TO DO: Word for word, repeat the entries, minus the pictures.
+-------+
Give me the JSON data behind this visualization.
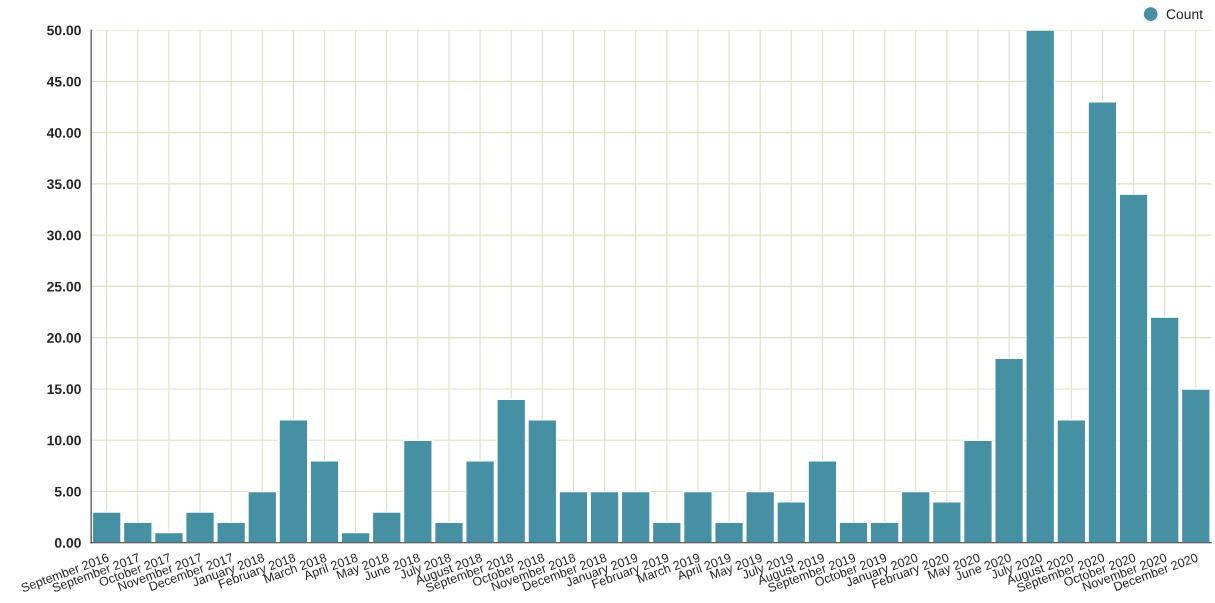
{
  "chart_data": {
    "type": "bar",
    "categories": [
      "September 2016",
      "September 2017",
      "October 2017",
      "November 2017",
      "December 2017",
      "January 2018",
      "February 2018",
      "March 2018",
      "April 2018",
      "May 2018",
      "June 2018",
      "July 2018",
      "August 2018",
      "September 2018",
      "October 2018",
      "November 2018",
      "December 2018",
      "January 2019",
      "February 2019",
      "March 2019",
      "April 2019",
      "May 2019",
      "July 2019",
      "August 2019",
      "September 2019",
      "October 2019",
      "January 2020",
      "February 2020",
      "May 2020",
      "June 2020",
      "July 2020",
      "August 2020",
      "September 2020",
      "October 2020",
      "November 2020",
      "December 2020"
    ],
    "series": [
      {
        "name": "Count",
        "color": "#4690a4",
        "values": [
          3,
          2,
          1,
          3,
          2,
          5,
          12,
          8,
          1,
          3,
          10,
          2,
          8,
          14,
          12,
          5,
          5,
          5,
          2,
          5,
          2,
          5,
          4,
          8,
          2,
          2,
          5,
          4,
          10,
          18,
          50,
          12,
          43,
          34,
          22,
          15
        ]
      }
    ],
    "ylim": [
      0,
      50
    ],
    "yticks": [
      {
        "value": 0,
        "label": "0.00"
      },
      {
        "value": 5,
        "label": "5.00"
      },
      {
        "value": 10,
        "label": "10.00"
      },
      {
        "value": 15,
        "label": "15.00"
      },
      {
        "value": 20,
        "label": "20.00"
      },
      {
        "value": 25,
        "label": "25.00"
      },
      {
        "value": 30,
        "label": "30.00"
      },
      {
        "value": 35,
        "label": "35.00"
      },
      {
        "value": 40,
        "label": "40.00"
      },
      {
        "value": 45,
        "label": "45.00"
      },
      {
        "value": 50,
        "label": "50.00"
      }
    ],
    "grid": true,
    "legend": "top right"
  }
}
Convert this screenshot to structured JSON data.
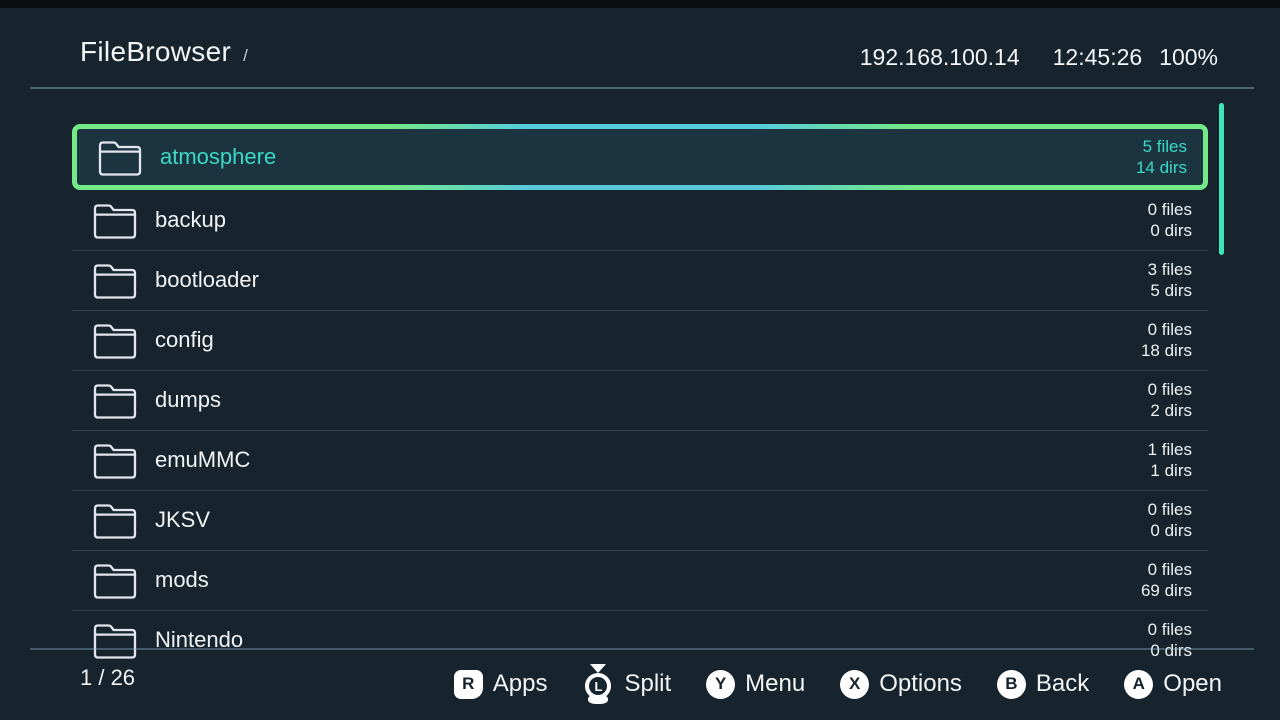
{
  "header": {
    "title": "FileBrowser",
    "path": "/",
    "ip": "192.168.100.14",
    "time": "12:45:26",
    "battery": "100%"
  },
  "list": {
    "items": [
      {
        "name": "atmosphere",
        "files": "5 files",
        "dirs": "14 dirs",
        "selected": true
      },
      {
        "name": "backup",
        "files": "0 files",
        "dirs": "0 dirs",
        "selected": false
      },
      {
        "name": "bootloader",
        "files": "3 files",
        "dirs": "5 dirs",
        "selected": false
      },
      {
        "name": "config",
        "files": "0 files",
        "dirs": "18 dirs",
        "selected": false
      },
      {
        "name": "dumps",
        "files": "0 files",
        "dirs": "2 dirs",
        "selected": false
      },
      {
        "name": "emuMMC",
        "files": "1 files",
        "dirs": "1 dirs",
        "selected": false
      },
      {
        "name": "JKSV",
        "files": "0 files",
        "dirs": "0 dirs",
        "selected": false
      },
      {
        "name": "mods",
        "files": "0 files",
        "dirs": "69 dirs",
        "selected": false
      },
      {
        "name": "Nintendo",
        "files": "0 files",
        "dirs": "0 dirs",
        "selected": false
      }
    ]
  },
  "footer": {
    "position": "1 / 26",
    "actions": [
      {
        "key": "R",
        "label": "Apps",
        "icon": "r-shoulder-button-icon",
        "type": "rkey"
      },
      {
        "key": "L",
        "label": "Split",
        "icon": "left-stick-press-icon",
        "type": "stick"
      },
      {
        "key": "Y",
        "label": "Menu",
        "icon": "y-button-icon",
        "type": "circle"
      },
      {
        "key": "X",
        "label": "Options",
        "icon": "x-button-icon",
        "type": "circle"
      },
      {
        "key": "B",
        "label": "Back",
        "icon": "b-button-icon",
        "type": "circle"
      },
      {
        "key": "A",
        "label": "Open",
        "icon": "a-button-icon",
        "type": "circle"
      }
    ]
  },
  "colors": {
    "background": "#17242e",
    "selected_row_bg": "#1c3440",
    "accent_teal_text": "#39d9c6",
    "selection_border_green": "#74e987",
    "selection_border_cyan": "#57cbdc",
    "scrollbar": "#3ee6b7",
    "text_white": "#f1f3f4"
  }
}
+-------+
RESPONSE FOR THIS EXERCISE:
Give me the JSON data behind this visualization.
{
  "chart_data": {
    "type": "bar",
    "categories": [
      "September 2016",
      "September 2017",
      "October 2017",
      "November 2017",
      "December 2017",
      "January 2018",
      "February 2018",
      "March 2018",
      "April 2018",
      "May 2018",
      "June 2018",
      "July 2018",
      "August 2018",
      "September 2018",
      "October 2018",
      "November 2018",
      "December 2018",
      "January 2019",
      "February 2019",
      "March 2019",
      "April 2019",
      "May 2019",
      "July 2019",
      "August 2019",
      "September 2019",
      "October 2019",
      "January 2020",
      "February 2020",
      "May 2020",
      "June 2020",
      "July 2020",
      "August 2020",
      "September 2020",
      "October 2020",
      "November 2020",
      "December 2020"
    ],
    "series": [
      {
        "name": "Count",
        "color": "#4690a4",
        "values": [
          3,
          2,
          1,
          3,
          2,
          5,
          12,
          8,
          1,
          3,
          10,
          2,
          8,
          14,
          12,
          5,
          5,
          5,
          2,
          5,
          2,
          5,
          4,
          8,
          2,
          2,
          5,
          4,
          10,
          18,
          50,
          12,
          43,
          34,
          22,
          15
        ]
      }
    ],
    "ylim": [
      0,
      50
    ],
    "yticks": [
      {
        "value": 0,
        "label": "0.00"
      },
      {
        "value": 5,
        "label": "5.00"
      },
      {
        "value": 10,
        "label": "10.00"
      },
      {
        "value": 15,
        "label": "15.00"
      },
      {
        "value": 20,
        "label": "20.00"
      },
      {
        "value": 25,
        "label": "25.00"
      },
      {
        "value": 30,
        "label": "30.00"
      },
      {
        "value": 35,
        "label": "35.00"
      },
      {
        "value": 40,
        "label": "40.00"
      },
      {
        "value": 45,
        "label": "45.00"
      },
      {
        "value": 50,
        "label": "50.00"
      }
    ],
    "grid": true,
    "legend": "top right"
  }
}
Convert this screenshot to structured JSON data.
{
  "header": {
    "title": "FileBrowser",
    "path": "/",
    "ip": "192.168.100.14",
    "time": "12:45:26",
    "battery": "100%"
  },
  "list": {
    "items": [
      {
        "name": "atmosphere",
        "files": "5 files",
        "dirs": "14 dirs",
        "selected": true
      },
      {
        "name": "backup",
        "files": "0 files",
        "dirs": "0 dirs",
        "selected": false
      },
      {
        "name": "bootloader",
        "files": "3 files",
        "dirs": "5 dirs",
        "selected": false
      },
      {
        "name": "config",
        "files": "0 files",
        "dirs": "18 dirs",
        "selected": false
      },
      {
        "name": "dumps",
        "files": "0 files",
        "dirs": "2 dirs",
        "selected": false
      },
      {
        "name": "emuMMC",
        "files": "1 files",
        "dirs": "1 dirs",
        "selected": false
      },
      {
        "name": "JKSV",
        "files": "0 files",
        "dirs": "0 dirs",
        "selected": false
      },
      {
        "name": "mods",
        "files": "0 files",
        "dirs": "69 dirs",
        "selected": false
      },
      {
        "name": "Nintendo",
        "files": "0 files",
        "dirs": "0 dirs",
        "selected": false
      }
    ]
  },
  "footer": {
    "position": "1 / 26",
    "actions": [
      {
        "key": "R",
        "label": "Apps",
        "icon": "r-shoulder-button-icon",
        "type": "rkey"
      },
      {
        "key": "L",
        "label": "Split",
        "icon": "left-stick-press-icon",
        "type": "stick"
      },
      {
        "key": "Y",
        "label": "Menu",
        "icon": "y-button-icon",
        "type": "circle"
      },
      {
        "key": "X",
        "label": "Options",
        "icon": "x-button-icon",
        "type": "circle"
      },
      {
        "key": "B",
        "label": "Back",
        "icon": "b-button-icon",
        "type": "circle"
      },
      {
        "key": "A",
        "label": "Open",
        "icon": "a-button-icon",
        "type": "circle"
      }
    ]
  },
  "colors": {
    "background": "#17242e",
    "selected_row_bg": "#1c3440",
    "accent_teal_text": "#39d9c6",
    "selection_border_green": "#74e987",
    "selection_border_cyan": "#57cbdc",
    "scrollbar": "#3ee6b7",
    "text_white": "#f1f3f4"
  }
}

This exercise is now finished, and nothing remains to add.